• Problem statement
Every record should be copied exactly, except that pictures are to be omitted.
————
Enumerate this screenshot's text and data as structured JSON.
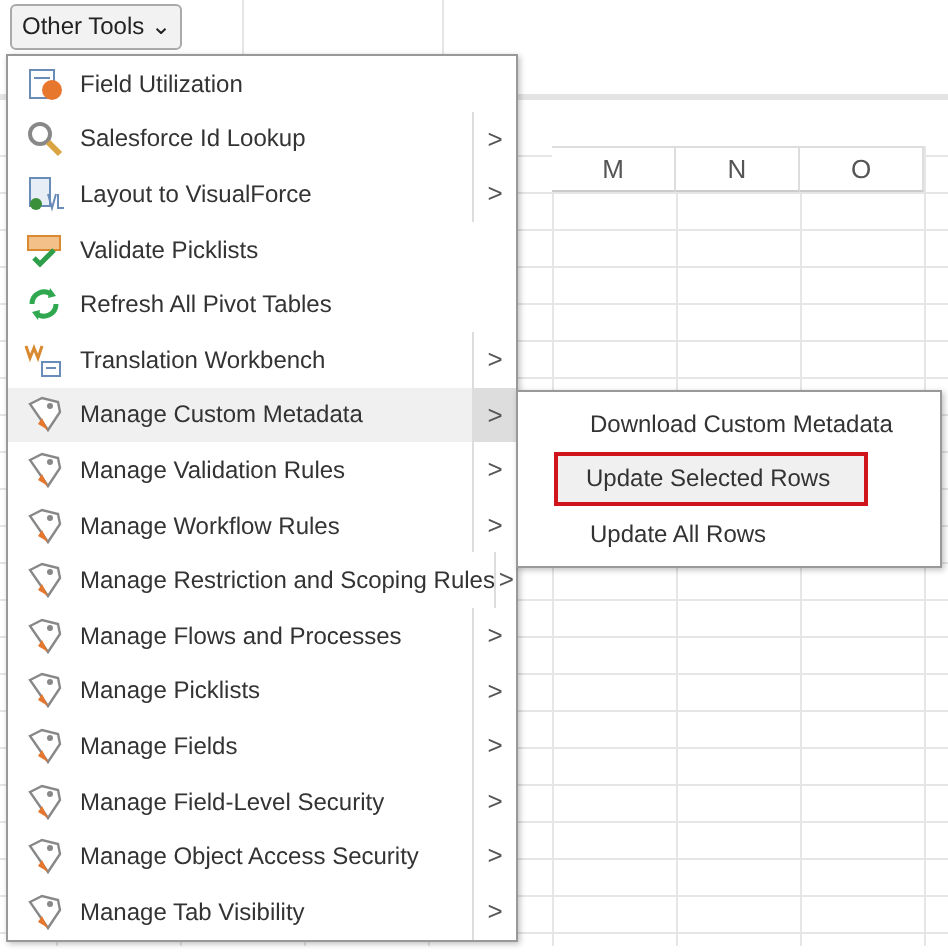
{
  "toolbar": {
    "button": {
      "label": "Other Tools",
      "caret": "⌄"
    }
  },
  "sheet": {
    "columns": [
      "M",
      "N",
      "O"
    ]
  },
  "menu": {
    "items": [
      {
        "label": "Field Utilization",
        "submenu": false,
        "selected": false
      },
      {
        "label": "Salesforce Id Lookup",
        "submenu": true,
        "selected": false
      },
      {
        "label": "Layout to VisualForce",
        "submenu": true,
        "selected": false
      },
      {
        "label": "Validate Picklists",
        "submenu": false,
        "selected": false
      },
      {
        "label": "Refresh All Pivot Tables",
        "submenu": false,
        "selected": false
      },
      {
        "label": "Translation Workbench",
        "submenu": true,
        "selected": false
      },
      {
        "label": "Manage Custom Metadata",
        "submenu": true,
        "selected": true
      },
      {
        "label": "Manage Validation Rules",
        "submenu": true,
        "selected": false
      },
      {
        "label": "Manage Workflow Rules",
        "submenu": true,
        "selected": false
      },
      {
        "label": "Manage Restriction and Scoping Rules",
        "submenu": true,
        "selected": false
      },
      {
        "label": "Manage Flows and Processes",
        "submenu": true,
        "selected": false
      },
      {
        "label": "Manage Picklists",
        "submenu": true,
        "selected": false
      },
      {
        "label": "Manage Fields",
        "submenu": true,
        "selected": false
      },
      {
        "label": "Manage Field-Level Security",
        "submenu": true,
        "selected": false
      },
      {
        "label": "Manage Object Access Security",
        "submenu": true,
        "selected": false
      },
      {
        "label": "Manage Tab Visibility",
        "submenu": true,
        "selected": false
      }
    ],
    "submenu_chevron": ">"
  },
  "submenu": {
    "items": [
      {
        "label": "Download Custom Metadata",
        "selected": false,
        "outlined": false
      },
      {
        "label": "Update Selected Rows",
        "selected": true,
        "outlined": true
      },
      {
        "label": "Update All Rows",
        "selected": false,
        "outlined": false
      }
    ]
  }
}
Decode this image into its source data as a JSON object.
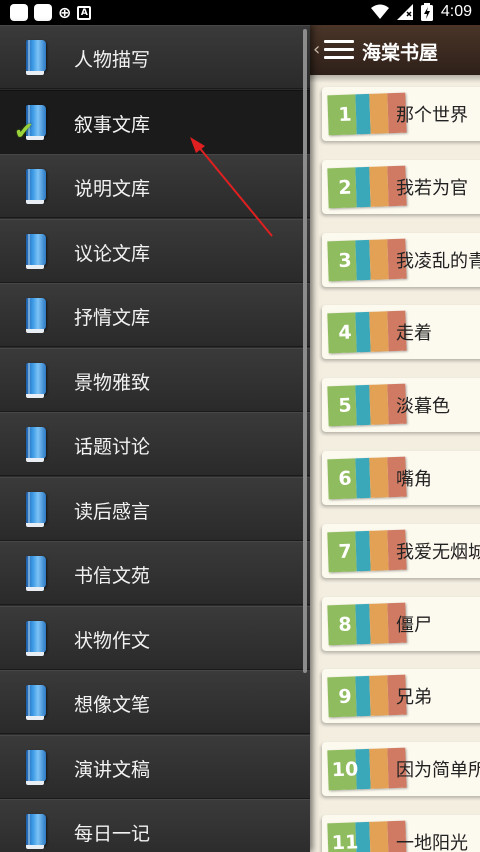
{
  "status_bar": {
    "left_icons": [
      "notification-square-icon",
      "notification-square-icon",
      "app-notification-icon",
      "a-notification-icon"
    ],
    "right_icons": [
      "wifi-icon",
      "signal-icon",
      "battery-icon"
    ],
    "time": "4:09"
  },
  "header": {
    "title": "海棠书屋",
    "icons": [
      "back-chevron-icon",
      "menu-icon"
    ]
  },
  "drawer": {
    "items": [
      {
        "label": "人物描写",
        "selected": false
      },
      {
        "label": "叙事文库",
        "selected": true
      },
      {
        "label": "说明文库",
        "selected": false
      },
      {
        "label": "议论文库",
        "selected": false
      },
      {
        "label": "抒情文库",
        "selected": false
      },
      {
        "label": "景物雅致",
        "selected": false
      },
      {
        "label": "话题讨论",
        "selected": false
      },
      {
        "label": "读后感言",
        "selected": false
      },
      {
        "label": "书信文苑",
        "selected": false
      },
      {
        "label": "状物作文",
        "selected": false
      },
      {
        "label": "想像文笔",
        "selected": false
      },
      {
        "label": "演讲文稿",
        "selected": false
      },
      {
        "label": "每日一记",
        "selected": false
      }
    ],
    "item_icon": "book-icon",
    "selected_icon": "checkmark-icon"
  },
  "articles": [
    {
      "number": "1",
      "title": "那个世界"
    },
    {
      "number": "2",
      "title": "我若为官"
    },
    {
      "number": "3",
      "title": "我凌乱的青"
    },
    {
      "number": "4",
      "title": "走着"
    },
    {
      "number": "5",
      "title": "淡暮色"
    },
    {
      "number": "6",
      "title": "嘴角"
    },
    {
      "number": "7",
      "title": "我爱无烟城"
    },
    {
      "number": "8",
      "title": "僵尸"
    },
    {
      "number": "9",
      "title": "兄弟"
    },
    {
      "number": "10",
      "title": "因为简单所"
    },
    {
      "number": "11",
      "title": "一地阳光"
    }
  ],
  "colors": {
    "accent_arrow": "#e02020",
    "header_bg": "#3b2a20",
    "drawer_bg": "#2c2c2c",
    "tag_colors": [
      "#8fbc5f",
      "#3aa8b9",
      "#e3a155",
      "#d07a63"
    ]
  }
}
————
• Response below
Enumerate this screenshot's text and data as structured JSON.
{
  "toolbar": {
    "button": {
      "label": "Other Tools",
      "caret": "⌄"
    }
  },
  "sheet": {
    "columns": [
      "M",
      "N",
      "O"
    ]
  },
  "menu": {
    "items": [
      {
        "label": "Field Utilization",
        "submenu": false,
        "selected": false
      },
      {
        "label": "Salesforce Id Lookup",
        "submenu": true,
        "selected": false
      },
      {
        "label": "Layout to VisualForce",
        "submenu": true,
        "selected": false
      },
      {
        "label": "Validate Picklists",
        "submenu": false,
        "selected": false
      },
      {
        "label": "Refresh All Pivot Tables",
        "submenu": false,
        "selected": false
      },
      {
        "label": "Translation Workbench",
        "submenu": true,
        "selected": false
      },
      {
        "label": "Manage Custom Metadata",
        "submenu": true,
        "selected": true
      },
      {
        "label": "Manage Validation Rules",
        "submenu": true,
        "selected": false
      },
      {
        "label": "Manage Workflow Rules",
        "submenu": true,
        "selected": false
      },
      {
        "label": "Manage Restriction and Scoping Rules",
        "submenu": true,
        "selected": false
      },
      {
        "label": "Manage Flows and Processes",
        "submenu": true,
        "selected": false
      },
      {
        "label": "Manage Picklists",
        "submenu": true,
        "selected": false
      },
      {
        "label": "Manage Fields",
        "submenu": true,
        "selected": false
      },
      {
        "label": "Manage Field-Level Security",
        "submenu": true,
        "selected": false
      },
      {
        "label": "Manage Object Access Security",
        "submenu": true,
        "selected": false
      },
      {
        "label": "Manage Tab Visibility",
        "submenu": true,
        "selected": false
      }
    ],
    "submenu_chevron": ">"
  },
  "submenu": {
    "items": [
      {
        "label": "Download Custom Metadata",
        "selected": false,
        "outlined": false
      },
      {
        "label": "Update Selected Rows",
        "selected": true,
        "outlined": true
      },
      {
        "label": "Update All Rows",
        "selected": false,
        "outlined": false
      }
    ]
  }
}
Decode this image into its source data as a JSON object.
{
  "status_bar": {
    "left_icons": [
      "notification-square-icon",
      "notification-square-icon",
      "app-notification-icon",
      "a-notification-icon"
    ],
    "right_icons": [
      "wifi-icon",
      "signal-icon",
      "battery-icon"
    ],
    "time": "4:09"
  },
  "header": {
    "title": "海棠书屋",
    "icons": [
      "back-chevron-icon",
      "menu-icon"
    ]
  },
  "drawer": {
    "items": [
      {
        "label": "人物描写",
        "selected": false
      },
      {
        "label": "叙事文库",
        "selected": true
      },
      {
        "label": "说明文库",
        "selected": false
      },
      {
        "label": "议论文库",
        "selected": false
      },
      {
        "label": "抒情文库",
        "selected": false
      },
      {
        "label": "景物雅致",
        "selected": false
      },
      {
        "label": "话题讨论",
        "selected": false
      },
      {
        "label": "读后感言",
        "selected": false
      },
      {
        "label": "书信文苑",
        "selected": false
      },
      {
        "label": "状物作文",
        "selected": false
      },
      {
        "label": "想像文笔",
        "selected": false
      },
      {
        "label": "演讲文稿",
        "selected": false
      },
      {
        "label": "每日一记",
        "selected": false
      }
    ],
    "item_icon": "book-icon",
    "selected_icon": "checkmark-icon"
  },
  "articles": [
    {
      "number": "1",
      "title": "那个世界"
    },
    {
      "number": "2",
      "title": "我若为官"
    },
    {
      "number": "3",
      "title": "我凌乱的青"
    },
    {
      "number": "4",
      "title": "走着"
    },
    {
      "number": "5",
      "title": "淡暮色"
    },
    {
      "number": "6",
      "title": "嘴角"
    },
    {
      "number": "7",
      "title": "我爱无烟城"
    },
    {
      "number": "8",
      "title": "僵尸"
    },
    {
      "number": "9",
      "title": "兄弟"
    },
    {
      "number": "10",
      "title": "因为简单所"
    },
    {
      "number": "11",
      "title": "一地阳光"
    }
  ],
  "colors": {
    "accent_arrow": "#e02020",
    "header_bg": "#3b2a20",
    "drawer_bg": "#2c2c2c",
    "tag_colors": [
      "#8fbc5f",
      "#3aa8b9",
      "#e3a155",
      "#d07a63"
    ]
  }
}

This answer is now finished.